STATED GOAL
Make an exact transcription of the material, leaving out all images.
[Begin RAW RECORDS]
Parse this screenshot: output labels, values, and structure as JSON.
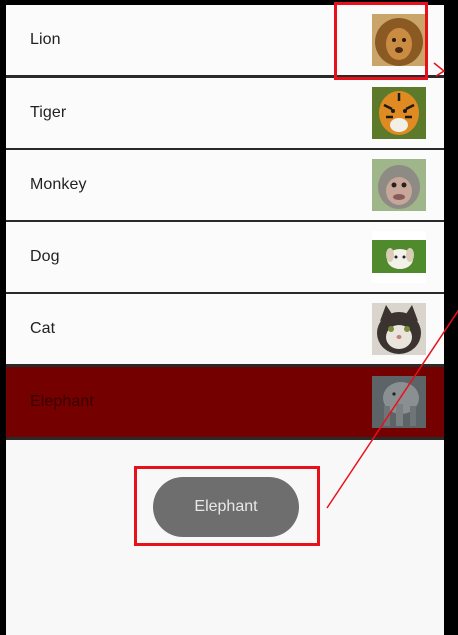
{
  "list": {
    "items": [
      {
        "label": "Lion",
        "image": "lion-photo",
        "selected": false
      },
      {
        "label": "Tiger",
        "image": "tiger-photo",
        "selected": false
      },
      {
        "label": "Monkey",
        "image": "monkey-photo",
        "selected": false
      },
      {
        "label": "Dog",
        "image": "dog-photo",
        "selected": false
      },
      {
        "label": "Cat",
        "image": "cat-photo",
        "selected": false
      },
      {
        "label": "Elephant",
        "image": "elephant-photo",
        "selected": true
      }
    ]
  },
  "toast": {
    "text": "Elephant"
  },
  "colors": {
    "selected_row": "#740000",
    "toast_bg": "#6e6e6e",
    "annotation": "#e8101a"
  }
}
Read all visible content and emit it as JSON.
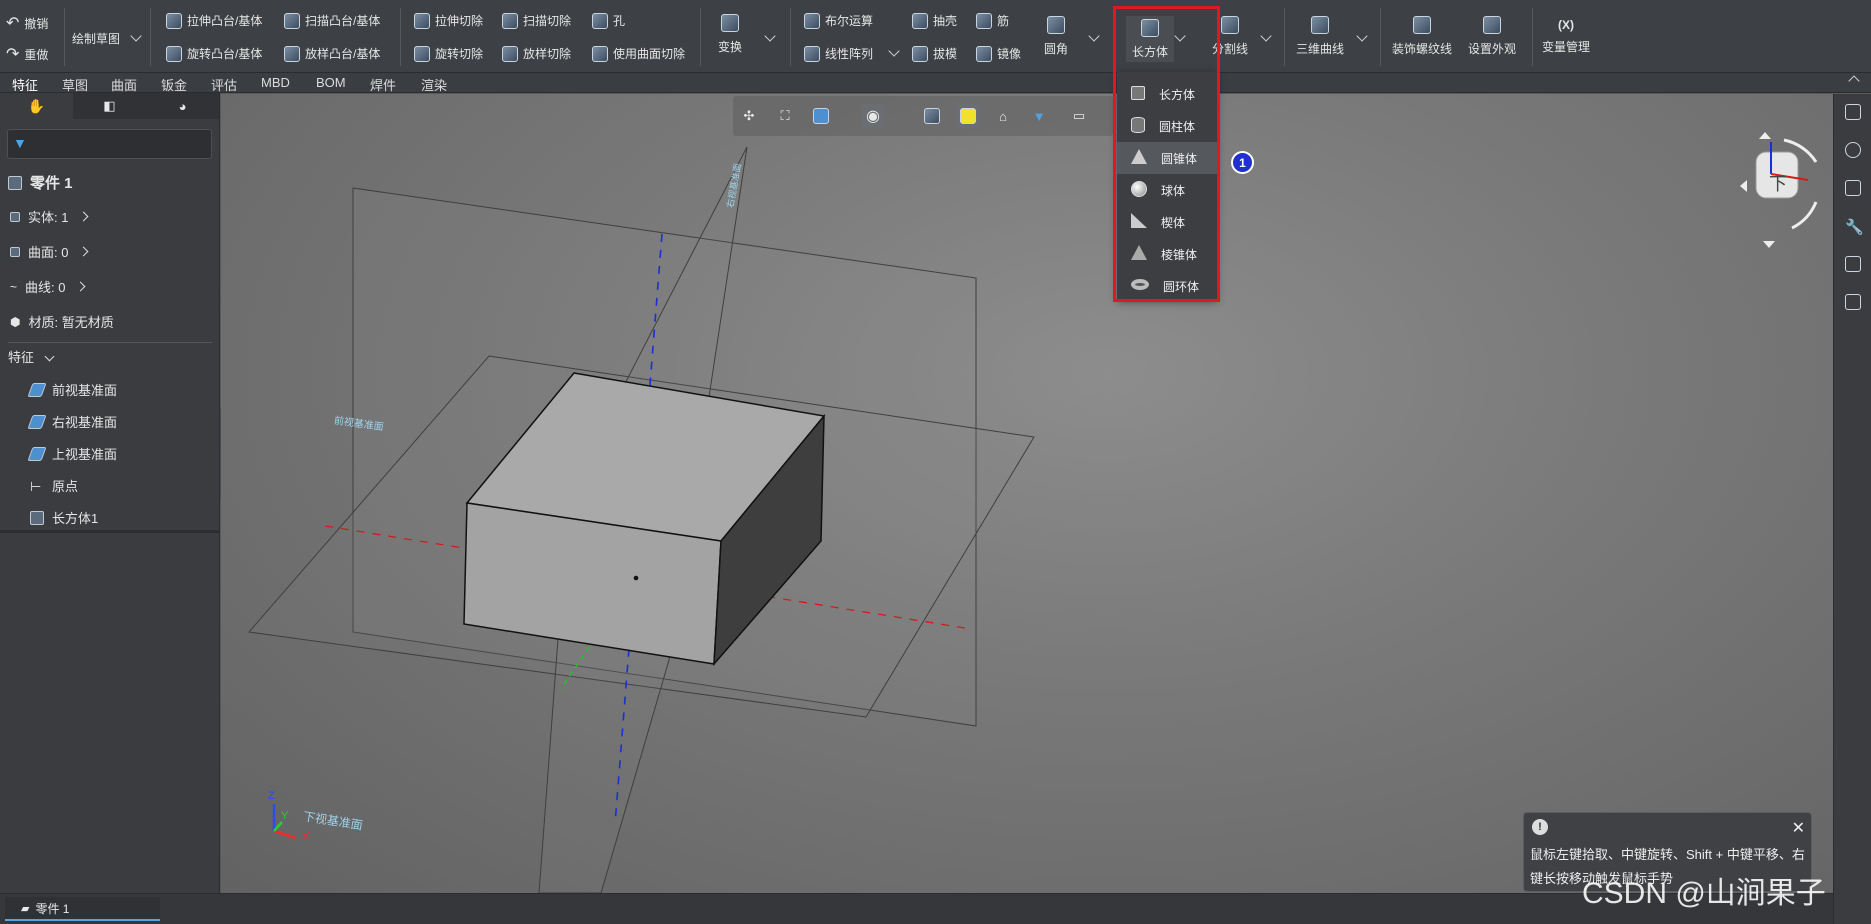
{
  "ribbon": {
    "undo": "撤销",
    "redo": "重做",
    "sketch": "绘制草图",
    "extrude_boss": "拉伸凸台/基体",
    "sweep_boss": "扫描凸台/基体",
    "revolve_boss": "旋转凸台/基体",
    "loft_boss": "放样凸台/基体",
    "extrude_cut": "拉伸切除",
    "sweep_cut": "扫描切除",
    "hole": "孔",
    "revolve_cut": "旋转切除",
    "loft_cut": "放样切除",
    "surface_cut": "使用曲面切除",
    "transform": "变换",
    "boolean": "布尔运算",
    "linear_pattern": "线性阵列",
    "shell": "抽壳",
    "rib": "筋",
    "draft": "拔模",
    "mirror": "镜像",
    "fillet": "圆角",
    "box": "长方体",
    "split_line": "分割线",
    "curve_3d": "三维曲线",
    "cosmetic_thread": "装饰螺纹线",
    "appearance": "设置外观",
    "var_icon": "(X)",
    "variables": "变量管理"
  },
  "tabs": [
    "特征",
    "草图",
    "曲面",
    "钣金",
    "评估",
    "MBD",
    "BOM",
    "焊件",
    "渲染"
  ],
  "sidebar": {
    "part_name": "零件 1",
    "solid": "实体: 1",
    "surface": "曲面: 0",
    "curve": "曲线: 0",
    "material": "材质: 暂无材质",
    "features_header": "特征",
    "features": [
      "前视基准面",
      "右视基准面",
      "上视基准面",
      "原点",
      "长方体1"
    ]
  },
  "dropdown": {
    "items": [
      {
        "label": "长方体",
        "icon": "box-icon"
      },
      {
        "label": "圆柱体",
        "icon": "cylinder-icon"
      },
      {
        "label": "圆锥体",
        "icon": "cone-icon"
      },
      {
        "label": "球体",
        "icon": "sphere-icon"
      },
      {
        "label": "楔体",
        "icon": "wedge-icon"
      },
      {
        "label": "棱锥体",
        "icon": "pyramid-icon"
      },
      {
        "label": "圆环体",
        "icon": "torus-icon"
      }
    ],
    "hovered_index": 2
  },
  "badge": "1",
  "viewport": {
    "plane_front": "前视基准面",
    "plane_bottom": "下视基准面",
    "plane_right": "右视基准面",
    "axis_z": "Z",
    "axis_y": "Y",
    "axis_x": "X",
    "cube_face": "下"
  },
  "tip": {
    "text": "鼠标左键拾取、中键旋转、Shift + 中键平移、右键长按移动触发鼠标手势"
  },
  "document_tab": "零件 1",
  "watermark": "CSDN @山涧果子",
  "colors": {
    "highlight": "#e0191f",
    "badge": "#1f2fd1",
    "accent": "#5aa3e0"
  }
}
[End RAW RECORDS]
RESPONSE
Parse this screenshot: output labels, values, and structure as JSON.
{
  "list": {
    "items": [
      {
        "label": "Lion",
        "image": "lion-photo",
        "selected": false
      },
      {
        "label": "Tiger",
        "image": "tiger-photo",
        "selected": false
      },
      {
        "label": "Monkey",
        "image": "monkey-photo",
        "selected": false
      },
      {
        "label": "Dog",
        "image": "dog-photo",
        "selected": false
      },
      {
        "label": "Cat",
        "image": "cat-photo",
        "selected": false
      },
      {
        "label": "Elephant",
        "image": "elephant-photo",
        "selected": true
      }
    ]
  },
  "toast": {
    "text": "Elephant"
  },
  "colors": {
    "selected_row": "#740000",
    "toast_bg": "#6e6e6e",
    "annotation": "#e8101a"
  }
}
Read all visible content and emit it as JSON.
{
  "ribbon": {
    "undo": "撤销",
    "redo": "重做",
    "sketch": "绘制草图",
    "extrude_boss": "拉伸凸台/基体",
    "sweep_boss": "扫描凸台/基体",
    "revolve_boss": "旋转凸台/基体",
    "loft_boss": "放样凸台/基体",
    "extrude_cut": "拉伸切除",
    "sweep_cut": "扫描切除",
    "hole": "孔",
    "revolve_cut": "旋转切除",
    "loft_cut": "放样切除",
    "surface_cut": "使用曲面切除",
    "transform": "变换",
    "boolean": "布尔运算",
    "linear_pattern": "线性阵列",
    "shell": "抽壳",
    "rib": "筋",
    "draft": "拔模",
    "mirror": "镜像",
    "fillet": "圆角",
    "box": "长方体",
    "split_line": "分割线",
    "curve_3d": "三维曲线",
    "cosmetic_thread": "装饰螺纹线",
    "appearance": "设置外观",
    "var_icon": "(X)",
    "variables": "变量管理"
  },
  "tabs": [
    "特征",
    "草图",
    "曲面",
    "钣金",
    "评估",
    "MBD",
    "BOM",
    "焊件",
    "渲染"
  ],
  "sidebar": {
    "part_name": "零件 1",
    "solid": "实体: 1",
    "surface": "曲面: 0",
    "curve": "曲线: 0",
    "material": "材质: 暂无材质",
    "features_header": "特征",
    "features": [
      "前视基准面",
      "右视基准面",
      "上视基准面",
      "原点",
      "长方体1"
    ]
  },
  "dropdown": {
    "items": [
      {
        "label": "长方体",
        "icon": "box-icon"
      },
      {
        "label": "圆柱体",
        "icon": "cylinder-icon"
      },
      {
        "label": "圆锥体",
        "icon": "cone-icon"
      },
      {
        "label": "球体",
        "icon": "sphere-icon"
      },
      {
        "label": "楔体",
        "icon": "wedge-icon"
      },
      {
        "label": "棱锥体",
        "icon": "pyramid-icon"
      },
      {
        "label": "圆环体",
        "icon": "torus-icon"
      }
    ],
    "hovered_index": 2
  },
  "badge": "1",
  "viewport": {
    "plane_front": "前视基准面",
    "plane_bottom": "下视基准面",
    "plane_right": "右视基准面",
    "axis_z": "Z",
    "axis_y": "Y",
    "axis_x": "X",
    "cube_face": "下"
  },
  "tip": {
    "text": "鼠标左键拾取、中键旋转、Shift + 中键平移、右键长按移动触发鼠标手势"
  },
  "document_tab": "零件 1",
  "watermark": "CSDN @山涧果子",
  "colors": {
    "highlight": "#e0191f",
    "badge": "#1f2fd1",
    "accent": "#5aa3e0"
  }
}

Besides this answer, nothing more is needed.